- _PROBLEM TO SOLVE_
Write out the listing below in full and exactly, leaving out every picture.

- _Data extracted from a collection_
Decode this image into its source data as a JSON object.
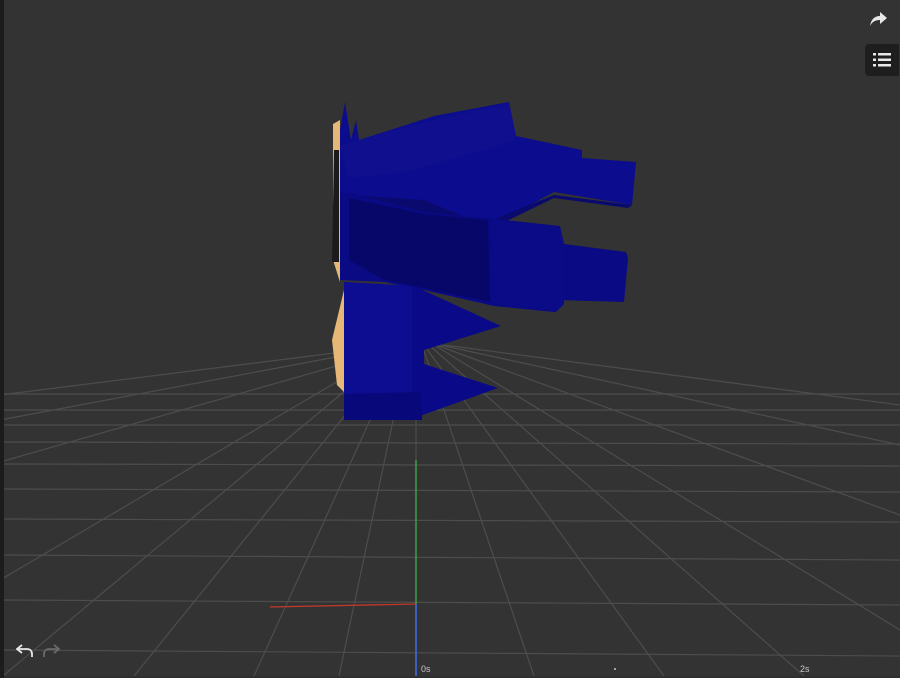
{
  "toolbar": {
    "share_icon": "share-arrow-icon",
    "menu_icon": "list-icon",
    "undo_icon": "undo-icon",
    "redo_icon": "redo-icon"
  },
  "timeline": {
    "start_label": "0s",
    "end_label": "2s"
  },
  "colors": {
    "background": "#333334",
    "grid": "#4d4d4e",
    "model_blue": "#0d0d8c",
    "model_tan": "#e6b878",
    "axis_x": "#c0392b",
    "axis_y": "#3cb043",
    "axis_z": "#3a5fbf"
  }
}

- _RIGHT ANSWER_
Decode this image into its source data as a JSON object.
{
  "toolbar": {
    "share_icon": "share-arrow-icon",
    "menu_icon": "list-icon",
    "undo_icon": "undo-icon",
    "redo_icon": "redo-icon"
  },
  "timeline": {
    "start_label": "0s",
    "end_label": "2s"
  },
  "colors": {
    "background": "#333334",
    "grid": "#4d4d4e",
    "model_blue": "#0d0d8c",
    "model_tan": "#e6b878",
    "axis_x": "#c0392b",
    "axis_y": "#3cb043",
    "axis_z": "#3a5fbf"
  }
}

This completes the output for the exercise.